**GIVEN INSTRUCTION**.
Return the records, each one exactly as written.

--- begin RECORDED INFORMATION ---

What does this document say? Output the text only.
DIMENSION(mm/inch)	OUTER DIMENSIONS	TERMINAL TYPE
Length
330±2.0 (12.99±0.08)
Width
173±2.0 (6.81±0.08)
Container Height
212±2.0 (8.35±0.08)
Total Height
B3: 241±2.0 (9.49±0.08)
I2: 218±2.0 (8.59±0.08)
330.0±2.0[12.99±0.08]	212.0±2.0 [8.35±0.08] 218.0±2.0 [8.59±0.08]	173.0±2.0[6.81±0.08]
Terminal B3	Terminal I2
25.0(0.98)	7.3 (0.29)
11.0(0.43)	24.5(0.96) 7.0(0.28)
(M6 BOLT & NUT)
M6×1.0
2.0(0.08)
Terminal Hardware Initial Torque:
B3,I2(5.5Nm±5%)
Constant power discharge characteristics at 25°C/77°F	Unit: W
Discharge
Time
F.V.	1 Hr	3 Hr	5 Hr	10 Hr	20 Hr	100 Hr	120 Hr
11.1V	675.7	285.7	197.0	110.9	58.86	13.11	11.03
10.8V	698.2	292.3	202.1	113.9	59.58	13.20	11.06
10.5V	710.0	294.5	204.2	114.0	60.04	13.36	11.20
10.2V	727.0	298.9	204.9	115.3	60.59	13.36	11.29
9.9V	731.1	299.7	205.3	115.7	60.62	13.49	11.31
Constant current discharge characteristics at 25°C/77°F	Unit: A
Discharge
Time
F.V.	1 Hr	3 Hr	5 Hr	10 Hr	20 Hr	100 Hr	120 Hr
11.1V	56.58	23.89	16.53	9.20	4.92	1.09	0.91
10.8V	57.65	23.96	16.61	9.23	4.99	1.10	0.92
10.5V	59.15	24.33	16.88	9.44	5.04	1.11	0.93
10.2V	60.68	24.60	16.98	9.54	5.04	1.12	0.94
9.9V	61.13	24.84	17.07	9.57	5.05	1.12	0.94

--- end RECORDED INFORMATION ---

**EXERCISE RESULT**.
What does this document say? Output the text only.
DIMENSION(mm/inch)	OUTER DIMENSIONS	TERMINAL TYPE
Length
330±2.0 (12.99±0.08)
Width
173±2.0 (6.81±0.08)
Container Height
212±2.0 (8.35±0.08)
Total Height
B3: 241±2.0 (9.49±0.08)
I2: 218±2.0 (8.59±0.08)
330.0±2.0[12.99±0.08]	212.0±2.0 [8.35±0.08] 218.0±2.0 [8.59±0.08]	173.0±2.0[6.81±0.08]
Terminal B3	Terminal I2
25.0(0.98)	7.3 (0.29)
11.0(0.43)	24.5(0.96) 7.0(0.28)
(M6 BOLT & NUT)
M6×1.0
2.0(0.08)
Terminal Hardware Initial Torque:
B3,I2(5.5Nm±5%)
Constant power discharge characteristics at 25°C/77°F	Unit: W
Discharge
Time
F.V.	1 Hr	3 Hr	5 Hr	10 Hr	20 Hr	100 Hr	120 Hr
11.1V	675.7	285.7	197.0	110.9	58.86	13.11	11.03
10.8V	698.2	292.3	202.1	113.9	59.58	13.20	11.06
10.5V	710.0	294.5	204.2	114.0	60.04	13.36	11.20
10.2V	727.0	298.9	204.9	115.3	60.59	13.36	11.29
9.9V	731.1	299.7	205.3	115.7	60.62	13.49	11.31
Constant current discharge characteristics at 25°C/77°F	Unit: A
Discharge
Time
F.V.	1 Hr	3 Hr	5 Hr	10 Hr	20 Hr	100 Hr	120 Hr
11.1V	56.58	23.89	16.53	9.20	4.92	1.09	0.91
10.8V	57.65	23.96	16.61	9.23	4.99	1.10	0.92
10.5V	59.15	24.33	16.88	9.44	5.04	1.11	0.93
10.2V	60.68	24.60	16.98	9.54	5.04	1.12	0.94
9.9V	61.13	24.84	17.07	9.57	5.05	1.12	0.94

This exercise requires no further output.